** BEGIN **

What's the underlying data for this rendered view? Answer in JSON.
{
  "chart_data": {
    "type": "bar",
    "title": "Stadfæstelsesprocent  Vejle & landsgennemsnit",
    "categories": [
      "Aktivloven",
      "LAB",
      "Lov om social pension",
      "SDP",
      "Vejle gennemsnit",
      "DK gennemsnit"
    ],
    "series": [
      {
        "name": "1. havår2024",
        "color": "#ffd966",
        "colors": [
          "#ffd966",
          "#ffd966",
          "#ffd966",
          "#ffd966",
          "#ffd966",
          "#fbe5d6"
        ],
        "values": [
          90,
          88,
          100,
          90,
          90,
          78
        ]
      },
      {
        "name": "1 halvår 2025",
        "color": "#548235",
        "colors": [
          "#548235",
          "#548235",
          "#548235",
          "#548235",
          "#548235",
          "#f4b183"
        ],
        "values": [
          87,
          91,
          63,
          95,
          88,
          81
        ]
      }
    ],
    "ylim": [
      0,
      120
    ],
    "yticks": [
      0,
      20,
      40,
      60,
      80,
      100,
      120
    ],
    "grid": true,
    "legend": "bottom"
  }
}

** END **

Hand back the material above in full, exactly as written.

What's the underlying data for this rendered view? Answer in JSON.
{
  "chart_data": {
    "type": "bar",
    "title": "Stadfæstelsesprocent  Vejle & landsgennemsnit",
    "categories": [
      "Aktivloven",
      "LAB",
      "Lov om social pension",
      "SDP",
      "Vejle gennemsnit",
      "DK gennemsnit"
    ],
    "series": [
      {
        "name": "1. havår2024",
        "color": "#ffd966",
        "colors": [
          "#ffd966",
          "#ffd966",
          "#ffd966",
          "#ffd966",
          "#ffd966",
          "#fbe5d6"
        ],
        "values": [
          90,
          88,
          100,
          90,
          90,
          78
        ]
      },
      {
        "name": "1 halvår 2025",
        "color": "#548235",
        "colors": [
          "#548235",
          "#548235",
          "#548235",
          "#548235",
          "#548235",
          "#f4b183"
        ],
        "values": [
          87,
          91,
          63,
          95,
          88,
          81
        ]
      }
    ],
    "ylim": [
      0,
      120
    ],
    "yticks": [
      0,
      20,
      40,
      60,
      80,
      100,
      120
    ],
    "grid": true,
    "legend": "bottom"
  }
}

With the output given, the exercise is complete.